Output all entries verbatim. Skip pictures.

## start

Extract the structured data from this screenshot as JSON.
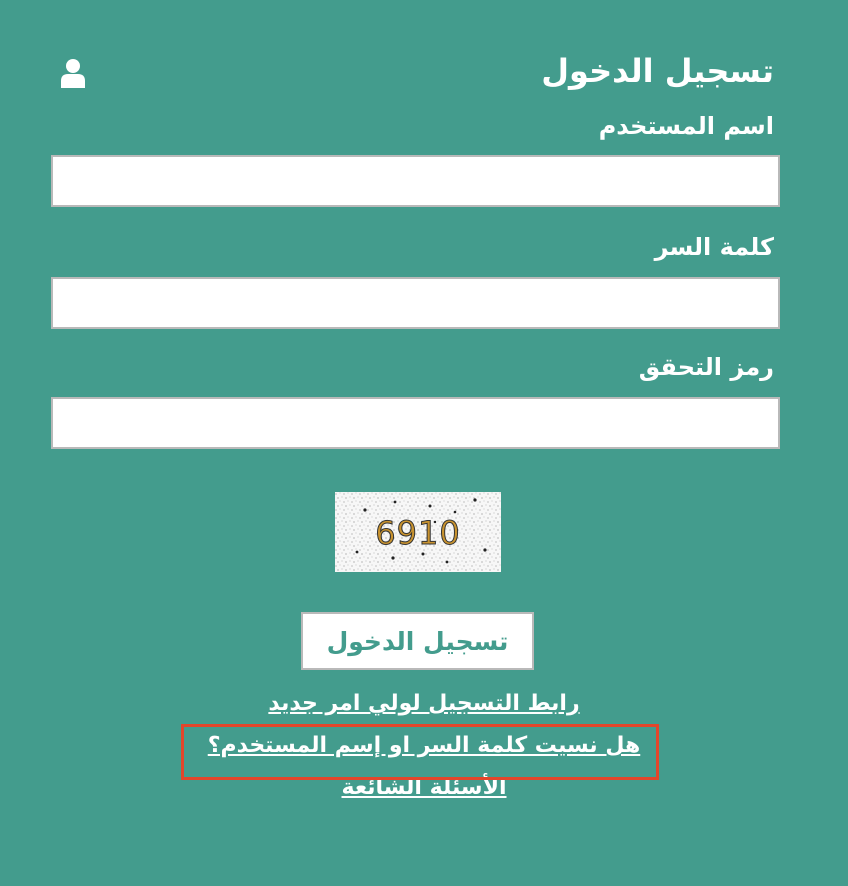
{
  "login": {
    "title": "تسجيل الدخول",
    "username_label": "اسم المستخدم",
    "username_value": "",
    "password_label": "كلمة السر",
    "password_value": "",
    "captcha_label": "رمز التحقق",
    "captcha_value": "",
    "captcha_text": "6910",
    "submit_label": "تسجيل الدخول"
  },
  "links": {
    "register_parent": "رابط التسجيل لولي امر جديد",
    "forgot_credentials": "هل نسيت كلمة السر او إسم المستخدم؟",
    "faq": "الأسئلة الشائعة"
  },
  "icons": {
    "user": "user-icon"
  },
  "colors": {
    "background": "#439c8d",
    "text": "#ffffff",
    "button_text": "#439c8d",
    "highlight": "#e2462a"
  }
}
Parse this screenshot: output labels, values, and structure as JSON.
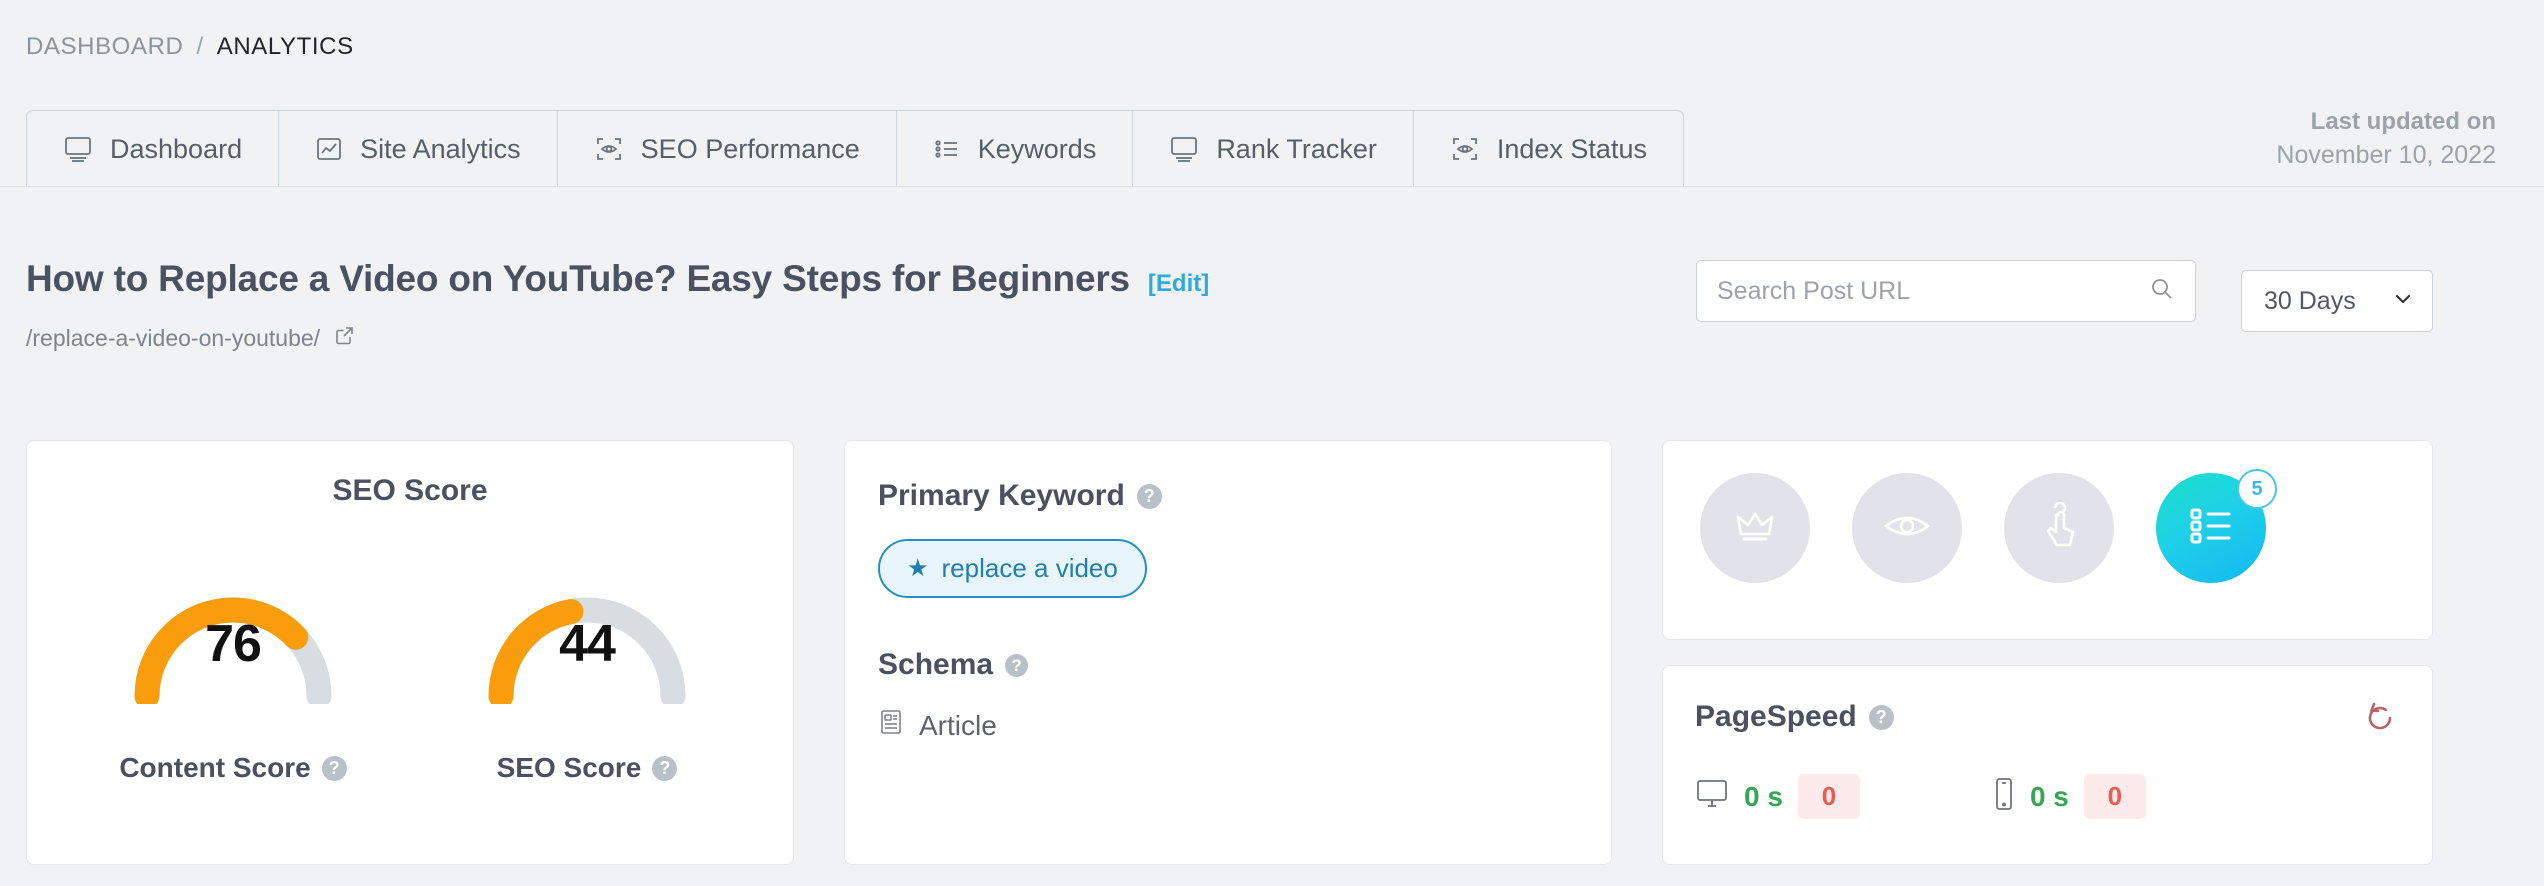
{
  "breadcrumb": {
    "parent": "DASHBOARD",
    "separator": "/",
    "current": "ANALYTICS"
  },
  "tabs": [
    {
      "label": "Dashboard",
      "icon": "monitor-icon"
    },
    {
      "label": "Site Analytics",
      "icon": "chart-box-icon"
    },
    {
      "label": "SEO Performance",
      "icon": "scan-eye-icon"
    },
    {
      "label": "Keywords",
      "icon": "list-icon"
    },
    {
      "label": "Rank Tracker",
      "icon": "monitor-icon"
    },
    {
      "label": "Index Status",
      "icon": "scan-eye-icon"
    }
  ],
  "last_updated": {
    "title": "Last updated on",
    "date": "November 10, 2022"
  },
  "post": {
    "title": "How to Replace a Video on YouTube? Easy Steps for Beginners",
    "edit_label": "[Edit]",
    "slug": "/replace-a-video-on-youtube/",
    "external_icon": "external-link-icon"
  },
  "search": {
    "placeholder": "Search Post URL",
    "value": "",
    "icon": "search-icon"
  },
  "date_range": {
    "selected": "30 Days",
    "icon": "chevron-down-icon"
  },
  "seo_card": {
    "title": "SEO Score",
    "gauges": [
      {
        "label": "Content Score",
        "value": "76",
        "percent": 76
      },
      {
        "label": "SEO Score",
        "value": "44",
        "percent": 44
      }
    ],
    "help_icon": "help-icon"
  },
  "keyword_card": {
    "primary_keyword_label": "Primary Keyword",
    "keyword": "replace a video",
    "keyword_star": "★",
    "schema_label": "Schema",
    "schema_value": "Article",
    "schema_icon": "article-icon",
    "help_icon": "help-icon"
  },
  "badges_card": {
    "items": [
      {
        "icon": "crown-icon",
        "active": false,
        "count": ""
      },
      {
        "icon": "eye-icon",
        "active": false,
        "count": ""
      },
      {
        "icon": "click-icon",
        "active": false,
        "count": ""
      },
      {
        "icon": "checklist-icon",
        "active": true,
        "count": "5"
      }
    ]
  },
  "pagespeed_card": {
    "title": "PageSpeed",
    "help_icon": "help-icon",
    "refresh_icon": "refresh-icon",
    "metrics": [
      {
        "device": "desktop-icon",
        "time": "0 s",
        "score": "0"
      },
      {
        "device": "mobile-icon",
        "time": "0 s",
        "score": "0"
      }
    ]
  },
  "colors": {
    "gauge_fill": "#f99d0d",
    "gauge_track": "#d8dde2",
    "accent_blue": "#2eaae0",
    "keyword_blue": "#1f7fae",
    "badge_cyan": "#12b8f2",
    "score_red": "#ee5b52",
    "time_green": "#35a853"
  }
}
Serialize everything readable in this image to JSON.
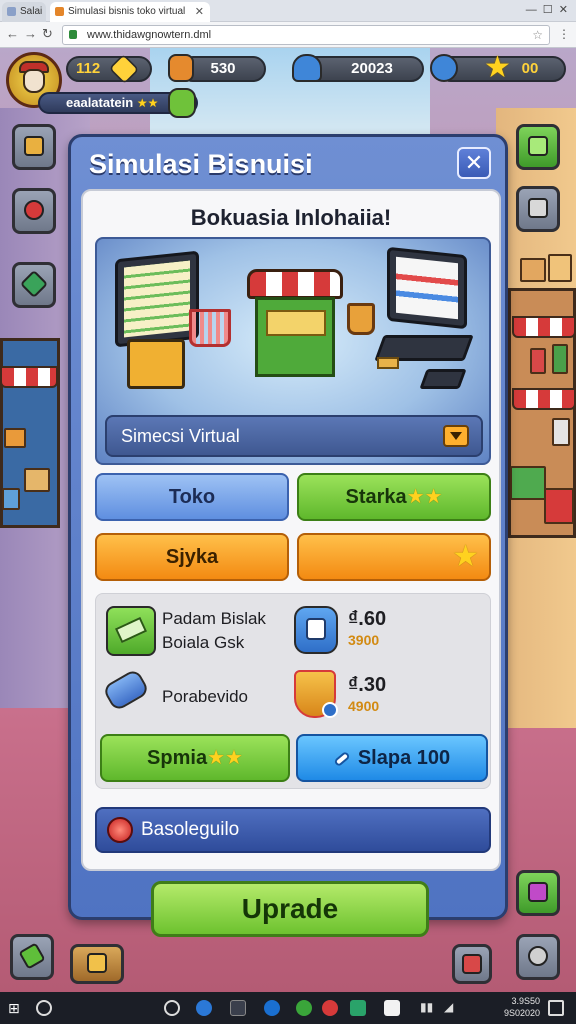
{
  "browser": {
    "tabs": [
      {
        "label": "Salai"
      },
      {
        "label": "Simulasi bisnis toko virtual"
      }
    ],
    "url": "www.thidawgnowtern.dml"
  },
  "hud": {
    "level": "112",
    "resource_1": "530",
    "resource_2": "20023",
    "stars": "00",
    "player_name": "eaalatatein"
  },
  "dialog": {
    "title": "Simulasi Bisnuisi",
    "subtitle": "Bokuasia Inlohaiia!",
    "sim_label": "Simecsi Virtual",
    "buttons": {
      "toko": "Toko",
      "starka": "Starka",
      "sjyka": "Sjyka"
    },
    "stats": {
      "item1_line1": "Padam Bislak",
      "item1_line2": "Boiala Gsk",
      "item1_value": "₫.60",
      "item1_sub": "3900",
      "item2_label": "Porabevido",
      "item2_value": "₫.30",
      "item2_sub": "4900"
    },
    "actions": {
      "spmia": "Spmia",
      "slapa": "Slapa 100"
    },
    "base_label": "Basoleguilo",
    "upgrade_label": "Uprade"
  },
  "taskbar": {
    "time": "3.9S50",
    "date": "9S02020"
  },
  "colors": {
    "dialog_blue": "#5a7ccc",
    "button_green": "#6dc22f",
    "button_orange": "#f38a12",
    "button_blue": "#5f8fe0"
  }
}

## end

_Correct result_
Extract the structured data from this screenshot as JSON.
{
  "login": {
    "title": "تسجيل الدخول",
    "username_label": "اسم المستخدم",
    "username_value": "",
    "password_label": "كلمة السر",
    "password_value": "",
    "captcha_label": "رمز التحقق",
    "captcha_value": "",
    "captcha_text": "6910",
    "submit_label": "تسجيل الدخول"
  },
  "links": {
    "register_parent": "رابط التسجيل لولي امر جديد",
    "forgot_credentials": "هل نسيت كلمة السر او إسم المستخدم؟",
    "faq": "الأسئلة الشائعة"
  },
  "icons": {
    "user": "user-icon"
  },
  "colors": {
    "background": "#439c8d",
    "text": "#ffffff",
    "button_text": "#439c8d",
    "highlight": "#e2462a"
  }
}
Parse this screenshot: output labels, values, and structure as JSON.
{
  "breadcrumb": {
    "parent": "DASHBOARD",
    "separator": "/",
    "current": "ANALYTICS"
  },
  "tabs": [
    {
      "label": "Dashboard",
      "icon": "monitor-icon"
    },
    {
      "label": "Site Analytics",
      "icon": "chart-box-icon"
    },
    {
      "label": "SEO Performance",
      "icon": "scan-eye-icon"
    },
    {
      "label": "Keywords",
      "icon": "list-icon"
    },
    {
      "label": "Rank Tracker",
      "icon": "monitor-icon"
    },
    {
      "label": "Index Status",
      "icon": "scan-eye-icon"
    }
  ],
  "last_updated": {
    "title": "Last updated on",
    "date": "November 10, 2022"
  },
  "post": {
    "title": "How to Replace a Video on YouTube? Easy Steps for Beginners",
    "edit_label": "[Edit]",
    "slug": "/replace-a-video-on-youtube/",
    "external_icon": "external-link-icon"
  },
  "search": {
    "placeholder": "Search Post URL",
    "value": "",
    "icon": "search-icon"
  },
  "date_range": {
    "selected": "30 Days",
    "icon": "chevron-down-icon"
  },
  "seo_card": {
    "title": "SEO Score",
    "gauges": [
      {
        "label": "Content Score",
        "value": "76",
        "percent": 76
      },
      {
        "label": "SEO Score",
        "value": "44",
        "percent": 44
      }
    ],
    "help_icon": "help-icon"
  },
  "keyword_card": {
    "primary_keyword_label": "Primary Keyword",
    "keyword": "replace a video",
    "keyword_star": "★",
    "schema_label": "Schema",
    "schema_value": "Article",
    "schema_icon": "article-icon",
    "help_icon": "help-icon"
  },
  "badges_card": {
    "items": [
      {
        "icon": "crown-icon",
        "active": false,
        "count": ""
      },
      {
        "icon": "eye-icon",
        "active": false,
        "count": ""
      },
      {
        "icon": "click-icon",
        "active": false,
        "count": ""
      },
      {
        "icon": "checklist-icon",
        "active": true,
        "count": "5"
      }
    ]
  },
  "pagespeed_card": {
    "title": "PageSpeed",
    "help_icon": "help-icon",
    "refresh_icon": "refresh-icon",
    "metrics": [
      {
        "device": "desktop-icon",
        "time": "0 s",
        "score": "0"
      },
      {
        "device": "mobile-icon",
        "time": "0 s",
        "score": "0"
      }
    ]
  },
  "colors": {
    "gauge_fill": "#f99d0d",
    "gauge_track": "#d8dde2",
    "accent_blue": "#2eaae0",
    "keyword_blue": "#1f7fae",
    "badge_cyan": "#12b8f2",
    "score_red": "#ee5b52",
    "time_green": "#35a853"
  }
}
Serialize everything readable in this image to JSON.
{
  "browser": {
    "tabs": [
      {
        "label": "Salai"
      },
      {
        "label": "Simulasi bisnis toko virtual"
      }
    ],
    "url": "www.thidawgnowtern.dml"
  },
  "hud": {
    "level": "112",
    "resource_1": "530",
    "resource_2": "20023",
    "stars": "00",
    "player_name": "eaalatatein"
  },
  "dialog": {
    "title": "Simulasi Bisnuisi",
    "subtitle": "Bokuasia Inlohaiia!",
    "sim_label": "Simecsi Virtual",
    "buttons": {
      "toko": "Toko",
      "starka": "Starka",
      "sjyka": "Sjyka"
    },
    "stats": {
      "item1_line1": "Padam Bislak",
      "item1_line2": "Boiala Gsk",
      "item1_value": "₫.60",
      "item1_sub": "3900",
      "item2_label": "Porabevido",
      "item2_value": "₫.30",
      "item2_sub": "4900"
    },
    "actions": {
      "spmia": "Spmia",
      "slapa": "Slapa 100"
    },
    "base_label": "Basoleguilo",
    "upgrade_label": "Uprade"
  },
  "taskbar": {
    "time": "3.9S50",
    "date": "9S02020"
  },
  "colors": {
    "dialog_blue": "#5a7ccc",
    "button_green": "#6dc22f",
    "button_orange": "#f38a12",
    "button_blue": "#5f8fe0"
  }
}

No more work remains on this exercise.